* What you will do *
Print each of the entries exactly, leaving nothing out.

[Items listed in a dataset]
******************************
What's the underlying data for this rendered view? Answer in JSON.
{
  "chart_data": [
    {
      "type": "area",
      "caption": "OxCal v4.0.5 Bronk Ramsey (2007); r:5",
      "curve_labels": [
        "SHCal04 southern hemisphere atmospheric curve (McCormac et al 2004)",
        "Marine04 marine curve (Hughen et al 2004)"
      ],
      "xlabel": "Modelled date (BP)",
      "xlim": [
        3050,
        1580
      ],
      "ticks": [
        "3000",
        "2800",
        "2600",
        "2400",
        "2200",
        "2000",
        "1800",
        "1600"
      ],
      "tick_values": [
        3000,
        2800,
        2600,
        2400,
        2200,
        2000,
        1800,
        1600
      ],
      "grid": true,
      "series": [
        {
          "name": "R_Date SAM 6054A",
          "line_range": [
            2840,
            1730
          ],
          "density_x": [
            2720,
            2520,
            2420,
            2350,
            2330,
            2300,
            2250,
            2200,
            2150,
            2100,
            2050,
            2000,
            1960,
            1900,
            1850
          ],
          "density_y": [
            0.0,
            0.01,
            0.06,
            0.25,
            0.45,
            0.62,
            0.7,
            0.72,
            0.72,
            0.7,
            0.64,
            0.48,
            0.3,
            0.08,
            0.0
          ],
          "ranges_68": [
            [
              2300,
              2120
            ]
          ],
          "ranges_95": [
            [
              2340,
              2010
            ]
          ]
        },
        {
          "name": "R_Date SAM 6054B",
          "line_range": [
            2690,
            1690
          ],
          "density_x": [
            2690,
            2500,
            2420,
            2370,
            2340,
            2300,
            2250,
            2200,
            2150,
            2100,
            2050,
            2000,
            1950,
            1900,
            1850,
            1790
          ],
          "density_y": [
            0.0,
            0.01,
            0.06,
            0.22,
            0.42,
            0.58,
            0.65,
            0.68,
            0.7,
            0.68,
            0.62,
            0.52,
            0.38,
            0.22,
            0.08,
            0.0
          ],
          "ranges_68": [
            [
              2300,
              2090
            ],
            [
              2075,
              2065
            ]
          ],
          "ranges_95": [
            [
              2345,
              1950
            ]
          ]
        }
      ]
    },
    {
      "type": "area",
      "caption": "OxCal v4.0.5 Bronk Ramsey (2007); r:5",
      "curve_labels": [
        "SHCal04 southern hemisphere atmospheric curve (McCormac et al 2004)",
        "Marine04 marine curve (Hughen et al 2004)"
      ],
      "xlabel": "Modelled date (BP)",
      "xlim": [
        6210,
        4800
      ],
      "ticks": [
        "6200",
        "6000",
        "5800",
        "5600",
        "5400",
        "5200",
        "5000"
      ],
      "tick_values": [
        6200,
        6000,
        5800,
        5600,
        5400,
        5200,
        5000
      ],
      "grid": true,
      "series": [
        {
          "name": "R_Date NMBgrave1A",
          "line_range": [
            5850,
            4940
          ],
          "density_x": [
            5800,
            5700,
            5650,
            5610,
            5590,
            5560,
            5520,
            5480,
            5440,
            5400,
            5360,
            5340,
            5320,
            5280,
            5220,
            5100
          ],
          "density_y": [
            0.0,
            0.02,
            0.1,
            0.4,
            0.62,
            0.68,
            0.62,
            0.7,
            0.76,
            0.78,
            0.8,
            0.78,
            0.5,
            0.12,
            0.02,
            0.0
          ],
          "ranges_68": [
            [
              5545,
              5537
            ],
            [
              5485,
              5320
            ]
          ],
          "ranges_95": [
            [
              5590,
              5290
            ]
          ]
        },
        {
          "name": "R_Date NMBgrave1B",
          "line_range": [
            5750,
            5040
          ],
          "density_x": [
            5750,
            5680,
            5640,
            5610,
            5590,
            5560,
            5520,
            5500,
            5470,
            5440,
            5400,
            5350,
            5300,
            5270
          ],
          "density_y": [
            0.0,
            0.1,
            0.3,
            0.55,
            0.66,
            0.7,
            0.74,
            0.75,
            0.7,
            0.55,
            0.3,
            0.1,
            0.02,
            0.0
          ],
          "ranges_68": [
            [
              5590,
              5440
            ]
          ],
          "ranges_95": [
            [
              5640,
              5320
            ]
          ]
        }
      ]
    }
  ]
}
******************************
* Output below *
What's the underlying data for this rendered view? Answer in JSON.
{
  "chart_data": [
    {
      "type": "area",
      "caption": "OxCal v4.0.5 Bronk Ramsey (2007); r:5",
      "curve_labels": [
        "SHCal04 southern hemisphere atmospheric curve (McCormac et al 2004)",
        "Marine04 marine curve (Hughen et al 2004)"
      ],
      "xlabel": "Modelled date (BP)",
      "xlim": [
        3050,
        1580
      ],
      "ticks": [
        "3000",
        "2800",
        "2600",
        "2400",
        "2200",
        "2000",
        "1800",
        "1600"
      ],
      "tick_values": [
        3000,
        2800,
        2600,
        2400,
        2200,
        2000,
        1800,
        1600
      ],
      "grid": true,
      "series": [
        {
          "name": "R_Date SAM 6054A",
          "line_range": [
            2840,
            1730
          ],
          "density_x": [
            2720,
            2520,
            2420,
            2350,
            2330,
            2300,
            2250,
            2200,
            2150,
            2100,
            2050,
            2000,
            1960,
            1900,
            1850
          ],
          "density_y": [
            0.0,
            0.01,
            0.06,
            0.25,
            0.45,
            0.62,
            0.7,
            0.72,
            0.72,
            0.7,
            0.64,
            0.48,
            0.3,
            0.08,
            0.0
          ],
          "ranges_68": [
            [
              2300,
              2120
            ]
          ],
          "ranges_95": [
            [
              2340,
              2010
            ]
          ]
        },
        {
          "name": "R_Date SAM 6054B",
          "line_range": [
            2690,
            1690
          ],
          "density_x": [
            2690,
            2500,
            2420,
            2370,
            2340,
            2300,
            2250,
            2200,
            2150,
            2100,
            2050,
            2000,
            1950,
            1900,
            1850,
            1790
          ],
          "density_y": [
            0.0,
            0.01,
            0.06,
            0.22,
            0.42,
            0.58,
            0.65,
            0.68,
            0.7,
            0.68,
            0.62,
            0.52,
            0.38,
            0.22,
            0.08,
            0.0
          ],
          "ranges_68": [
            [
              2300,
              2090
            ],
            [
              2075,
              2065
            ]
          ],
          "ranges_95": [
            [
              2345,
              1950
            ]
          ]
        }
      ]
    },
    {
      "type": "area",
      "caption": "OxCal v4.0.5 Bronk Ramsey (2007); r:5",
      "curve_labels": [
        "SHCal04 southern hemisphere atmospheric curve (McCormac et al 2004)",
        "Marine04 marine curve (Hughen et al 2004)"
      ],
      "xlabel": "Modelled date (BP)",
      "xlim": [
        6210,
        4800
      ],
      "ticks": [
        "6200",
        "6000",
        "5800",
        "5600",
        "5400",
        "5200",
        "5000"
      ],
      "tick_values": [
        6200,
        6000,
        5800,
        5600,
        5400,
        5200,
        5000
      ],
      "grid": true,
      "series": [
        {
          "name": "R_Date NMBgrave1A",
          "line_range": [
            5850,
            4940
          ],
          "density_x": [
            5800,
            5700,
            5650,
            5610,
            5590,
            5560,
            5520,
            5480,
            5440,
            5400,
            5360,
            5340,
            5320,
            5280,
            5220,
            5100
          ],
          "density_y": [
            0.0,
            0.02,
            0.1,
            0.4,
            0.62,
            0.68,
            0.62,
            0.7,
            0.76,
            0.78,
            0.8,
            0.78,
            0.5,
            0.12,
            0.02,
            0.0
          ],
          "ranges_68": [
            [
              5545,
              5537
            ],
            [
              5485,
              5320
            ]
          ],
          "ranges_95": [
            [
              5590,
              5290
            ]
          ]
        },
        {
          "name": "R_Date NMBgrave1B",
          "line_range": [
            5750,
            5040
          ],
          "density_x": [
            5750,
            5680,
            5640,
            5610,
            5590,
            5560,
            5520,
            5500,
            5470,
            5440,
            5400,
            5350,
            5300,
            5270
          ],
          "density_y": [
            0.0,
            0.1,
            0.3,
            0.55,
            0.66,
            0.7,
            0.74,
            0.75,
            0.7,
            0.55,
            0.3,
            0.1,
            0.02,
            0.0
          ],
          "ranges_68": [
            [
              5590,
              5440
            ]
          ],
          "ranges_95": [
            [
              5640,
              5320
            ]
          ]
        }
      ]
    }
  ]
}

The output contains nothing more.